Reproduce the lines of the records from the very first one through the line containing "svg-text:12: 12 [194, 405, 210, 421]", with both ends included and nothing changed.

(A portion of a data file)
────────────────────
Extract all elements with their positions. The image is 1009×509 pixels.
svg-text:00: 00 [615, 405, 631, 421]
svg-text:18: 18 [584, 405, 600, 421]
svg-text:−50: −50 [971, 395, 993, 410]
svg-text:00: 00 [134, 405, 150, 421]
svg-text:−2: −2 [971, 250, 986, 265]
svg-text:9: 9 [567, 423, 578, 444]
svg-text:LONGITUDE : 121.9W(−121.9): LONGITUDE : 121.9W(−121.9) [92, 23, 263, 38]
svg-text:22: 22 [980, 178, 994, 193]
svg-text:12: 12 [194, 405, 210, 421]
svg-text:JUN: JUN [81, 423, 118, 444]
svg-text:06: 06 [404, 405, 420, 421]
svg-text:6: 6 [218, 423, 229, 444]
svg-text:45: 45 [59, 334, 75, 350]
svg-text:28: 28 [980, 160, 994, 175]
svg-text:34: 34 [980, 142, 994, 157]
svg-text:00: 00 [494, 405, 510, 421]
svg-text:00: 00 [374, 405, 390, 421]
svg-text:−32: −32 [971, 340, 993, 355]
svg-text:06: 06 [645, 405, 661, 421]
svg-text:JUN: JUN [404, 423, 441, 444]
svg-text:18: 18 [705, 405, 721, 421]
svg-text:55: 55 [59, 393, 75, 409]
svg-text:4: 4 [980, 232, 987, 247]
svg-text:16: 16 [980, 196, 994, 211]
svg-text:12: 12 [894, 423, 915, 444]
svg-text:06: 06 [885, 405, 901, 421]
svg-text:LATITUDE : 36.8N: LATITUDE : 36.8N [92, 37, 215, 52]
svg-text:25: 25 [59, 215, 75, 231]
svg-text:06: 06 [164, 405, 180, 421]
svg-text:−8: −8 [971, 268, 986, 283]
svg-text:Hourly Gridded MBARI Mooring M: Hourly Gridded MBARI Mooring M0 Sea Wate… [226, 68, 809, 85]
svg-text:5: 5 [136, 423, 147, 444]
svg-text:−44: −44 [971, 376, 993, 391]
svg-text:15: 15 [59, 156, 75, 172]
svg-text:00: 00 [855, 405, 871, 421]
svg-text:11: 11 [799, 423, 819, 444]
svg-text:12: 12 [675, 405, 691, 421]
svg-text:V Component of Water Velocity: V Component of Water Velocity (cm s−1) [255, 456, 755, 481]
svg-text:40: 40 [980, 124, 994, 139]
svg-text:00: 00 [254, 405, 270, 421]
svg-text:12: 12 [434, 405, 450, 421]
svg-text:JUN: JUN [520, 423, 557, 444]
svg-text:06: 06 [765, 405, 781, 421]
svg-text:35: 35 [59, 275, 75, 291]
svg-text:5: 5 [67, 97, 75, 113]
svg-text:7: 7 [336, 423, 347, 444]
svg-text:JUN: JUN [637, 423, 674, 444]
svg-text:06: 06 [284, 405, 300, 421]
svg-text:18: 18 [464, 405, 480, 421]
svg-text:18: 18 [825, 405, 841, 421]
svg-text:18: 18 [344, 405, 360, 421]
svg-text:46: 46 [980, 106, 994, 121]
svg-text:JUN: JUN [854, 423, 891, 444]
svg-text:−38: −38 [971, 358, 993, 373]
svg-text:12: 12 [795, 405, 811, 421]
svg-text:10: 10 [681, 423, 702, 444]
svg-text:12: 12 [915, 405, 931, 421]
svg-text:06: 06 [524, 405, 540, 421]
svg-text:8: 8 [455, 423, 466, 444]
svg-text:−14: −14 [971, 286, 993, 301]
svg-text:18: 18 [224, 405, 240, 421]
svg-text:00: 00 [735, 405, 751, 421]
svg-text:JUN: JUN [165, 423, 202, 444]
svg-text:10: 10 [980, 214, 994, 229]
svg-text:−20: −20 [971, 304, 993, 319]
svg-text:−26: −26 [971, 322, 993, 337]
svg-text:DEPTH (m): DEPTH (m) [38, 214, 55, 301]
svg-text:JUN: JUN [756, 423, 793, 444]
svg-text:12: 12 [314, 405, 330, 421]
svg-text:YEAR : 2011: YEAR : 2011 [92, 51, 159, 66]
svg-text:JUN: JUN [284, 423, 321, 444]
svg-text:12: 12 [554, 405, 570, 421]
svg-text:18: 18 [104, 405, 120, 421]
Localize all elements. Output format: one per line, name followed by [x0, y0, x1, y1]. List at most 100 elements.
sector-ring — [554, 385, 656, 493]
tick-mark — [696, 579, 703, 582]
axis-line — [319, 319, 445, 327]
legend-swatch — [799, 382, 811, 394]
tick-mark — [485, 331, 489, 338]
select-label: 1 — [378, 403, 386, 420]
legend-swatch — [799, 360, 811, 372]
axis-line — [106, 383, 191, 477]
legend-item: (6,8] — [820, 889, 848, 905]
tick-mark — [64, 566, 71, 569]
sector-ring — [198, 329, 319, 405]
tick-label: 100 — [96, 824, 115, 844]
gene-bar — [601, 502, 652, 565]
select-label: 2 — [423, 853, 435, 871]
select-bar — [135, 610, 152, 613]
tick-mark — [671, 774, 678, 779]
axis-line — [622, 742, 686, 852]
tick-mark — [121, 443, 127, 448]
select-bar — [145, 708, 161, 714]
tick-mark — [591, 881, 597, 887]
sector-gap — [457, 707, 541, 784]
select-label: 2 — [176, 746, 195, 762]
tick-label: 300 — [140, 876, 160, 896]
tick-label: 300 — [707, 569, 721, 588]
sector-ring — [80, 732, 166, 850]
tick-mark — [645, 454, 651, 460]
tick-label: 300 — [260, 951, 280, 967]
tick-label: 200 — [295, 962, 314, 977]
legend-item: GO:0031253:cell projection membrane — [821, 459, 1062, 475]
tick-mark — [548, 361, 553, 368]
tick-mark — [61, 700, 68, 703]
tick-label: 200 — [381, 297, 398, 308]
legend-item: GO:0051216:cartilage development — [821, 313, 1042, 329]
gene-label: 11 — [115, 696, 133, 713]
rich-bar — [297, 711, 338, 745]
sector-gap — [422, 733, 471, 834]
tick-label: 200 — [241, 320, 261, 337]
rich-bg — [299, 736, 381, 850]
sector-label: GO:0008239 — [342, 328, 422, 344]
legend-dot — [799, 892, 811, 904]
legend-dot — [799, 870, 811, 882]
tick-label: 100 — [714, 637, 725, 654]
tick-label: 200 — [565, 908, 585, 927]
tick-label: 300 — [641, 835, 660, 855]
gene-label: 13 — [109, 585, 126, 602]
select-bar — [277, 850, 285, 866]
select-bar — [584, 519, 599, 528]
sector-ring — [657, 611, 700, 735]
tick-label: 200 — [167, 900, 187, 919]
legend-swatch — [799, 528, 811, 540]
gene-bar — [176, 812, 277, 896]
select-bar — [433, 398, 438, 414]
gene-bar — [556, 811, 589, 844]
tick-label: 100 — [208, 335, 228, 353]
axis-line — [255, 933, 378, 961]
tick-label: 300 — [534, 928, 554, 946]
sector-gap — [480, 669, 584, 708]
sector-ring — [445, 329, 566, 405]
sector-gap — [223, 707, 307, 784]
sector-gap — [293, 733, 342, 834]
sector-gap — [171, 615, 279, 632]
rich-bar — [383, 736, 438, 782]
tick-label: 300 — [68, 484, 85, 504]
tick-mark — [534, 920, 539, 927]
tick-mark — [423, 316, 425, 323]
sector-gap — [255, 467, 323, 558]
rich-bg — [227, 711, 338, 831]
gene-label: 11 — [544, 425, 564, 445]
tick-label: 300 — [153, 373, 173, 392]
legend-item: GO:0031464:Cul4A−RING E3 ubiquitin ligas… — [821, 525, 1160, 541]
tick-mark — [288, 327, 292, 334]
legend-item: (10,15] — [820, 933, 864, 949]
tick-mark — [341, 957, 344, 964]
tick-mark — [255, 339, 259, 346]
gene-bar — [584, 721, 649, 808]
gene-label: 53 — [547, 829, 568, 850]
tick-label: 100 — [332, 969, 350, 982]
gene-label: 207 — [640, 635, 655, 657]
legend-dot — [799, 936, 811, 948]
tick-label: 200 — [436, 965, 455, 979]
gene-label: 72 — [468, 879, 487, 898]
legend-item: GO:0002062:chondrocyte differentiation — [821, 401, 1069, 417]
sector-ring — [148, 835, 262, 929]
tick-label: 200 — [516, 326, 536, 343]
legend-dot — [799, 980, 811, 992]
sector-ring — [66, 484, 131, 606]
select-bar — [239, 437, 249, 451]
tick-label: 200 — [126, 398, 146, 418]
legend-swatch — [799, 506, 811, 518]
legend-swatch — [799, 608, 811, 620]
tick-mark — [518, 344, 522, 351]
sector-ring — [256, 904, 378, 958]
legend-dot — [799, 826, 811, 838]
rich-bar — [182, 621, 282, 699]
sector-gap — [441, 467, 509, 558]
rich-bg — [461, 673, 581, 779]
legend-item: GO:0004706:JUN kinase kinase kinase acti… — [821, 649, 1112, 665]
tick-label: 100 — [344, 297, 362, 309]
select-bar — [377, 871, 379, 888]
────────────────────
§ FINAL RESULT:
Extract all elements with their positions. The image is 1009×509 pixels.
svg-text:00: 00 [615, 405, 631, 421]
svg-text:18: 18 [584, 405, 600, 421]
svg-text:−50: −50 [971, 395, 993, 410]
svg-text:00: 00 [134, 405, 150, 421]
svg-text:−2: −2 [971, 250, 986, 265]
svg-text:9: 9 [567, 423, 578, 444]
svg-text:LONGITUDE : 121.9W(−121.9): LONGITUDE : 121.9W(−121.9) [92, 23, 263, 38]
svg-text:22: 22 [980, 178, 994, 193]
svg-text:12: 12 [194, 405, 210, 421]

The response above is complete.